• Data shown:
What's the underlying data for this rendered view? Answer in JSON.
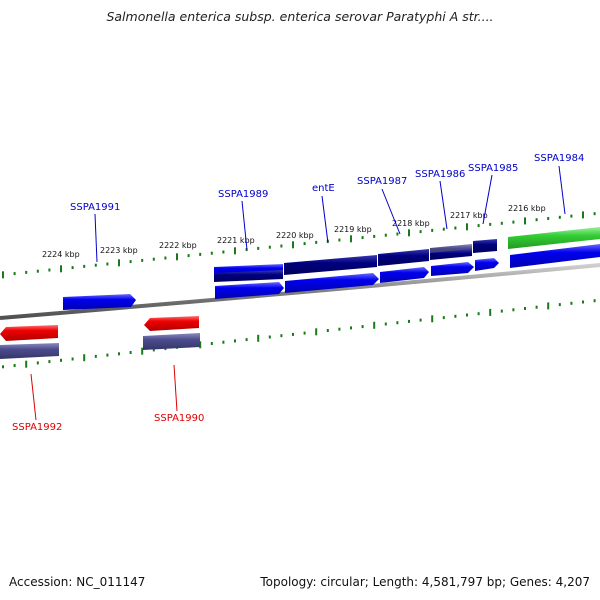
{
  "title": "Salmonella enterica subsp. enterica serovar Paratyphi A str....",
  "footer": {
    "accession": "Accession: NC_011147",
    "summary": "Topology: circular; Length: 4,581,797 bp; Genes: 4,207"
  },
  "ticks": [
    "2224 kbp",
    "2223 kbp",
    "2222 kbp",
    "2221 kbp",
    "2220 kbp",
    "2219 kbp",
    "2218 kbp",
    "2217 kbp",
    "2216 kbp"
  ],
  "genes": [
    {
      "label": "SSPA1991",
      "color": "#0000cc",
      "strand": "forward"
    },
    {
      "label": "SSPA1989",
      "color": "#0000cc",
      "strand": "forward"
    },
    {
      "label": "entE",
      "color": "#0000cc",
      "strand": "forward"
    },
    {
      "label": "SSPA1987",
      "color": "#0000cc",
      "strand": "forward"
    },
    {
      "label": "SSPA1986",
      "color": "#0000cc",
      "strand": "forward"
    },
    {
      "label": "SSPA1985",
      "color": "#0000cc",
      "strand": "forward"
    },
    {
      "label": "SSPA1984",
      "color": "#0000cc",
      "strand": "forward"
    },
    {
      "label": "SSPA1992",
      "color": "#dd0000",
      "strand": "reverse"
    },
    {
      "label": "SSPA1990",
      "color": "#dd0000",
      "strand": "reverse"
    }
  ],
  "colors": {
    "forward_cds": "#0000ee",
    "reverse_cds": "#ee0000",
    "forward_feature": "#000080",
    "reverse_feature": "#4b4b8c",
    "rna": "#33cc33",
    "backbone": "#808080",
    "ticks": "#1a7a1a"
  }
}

• Activity: Exactly as written, set down each line of the records, leaving out the pictures.

• Exercise output:
What's the underlying data for this rendered view? Answer in JSON.
{
  "title": "Salmonella enterica subsp. enterica serovar Paratyphi A str....",
  "footer": {
    "accession": "Accession: NC_011147",
    "summary": "Topology: circular; Length: 4,581,797 bp; Genes: 4,207"
  },
  "ticks": [
    "2224 kbp",
    "2223 kbp",
    "2222 kbp",
    "2221 kbp",
    "2220 kbp",
    "2219 kbp",
    "2218 kbp",
    "2217 kbp",
    "2216 kbp"
  ],
  "genes": [
    {
      "label": "SSPA1991",
      "color": "#0000cc",
      "strand": "forward"
    },
    {
      "label": "SSPA1989",
      "color": "#0000cc",
      "strand": "forward"
    },
    {
      "label": "entE",
      "color": "#0000cc",
      "strand": "forward"
    },
    {
      "label": "SSPA1987",
      "color": "#0000cc",
      "strand": "forward"
    },
    {
      "label": "SSPA1986",
      "color": "#0000cc",
      "strand": "forward"
    },
    {
      "label": "SSPA1985",
      "color": "#0000cc",
      "strand": "forward"
    },
    {
      "label": "SSPA1984",
      "color": "#0000cc",
      "strand": "forward"
    },
    {
      "label": "SSPA1992",
      "color": "#dd0000",
      "strand": "reverse"
    },
    {
      "label": "SSPA1990",
      "color": "#dd0000",
      "strand": "reverse"
    }
  ],
  "colors": {
    "forward_cds": "#0000ee",
    "reverse_cds": "#ee0000",
    "forward_feature": "#000080",
    "reverse_feature": "#4b4b8c",
    "rna": "#33cc33",
    "backbone": "#808080",
    "ticks": "#1a7a1a"
  }
}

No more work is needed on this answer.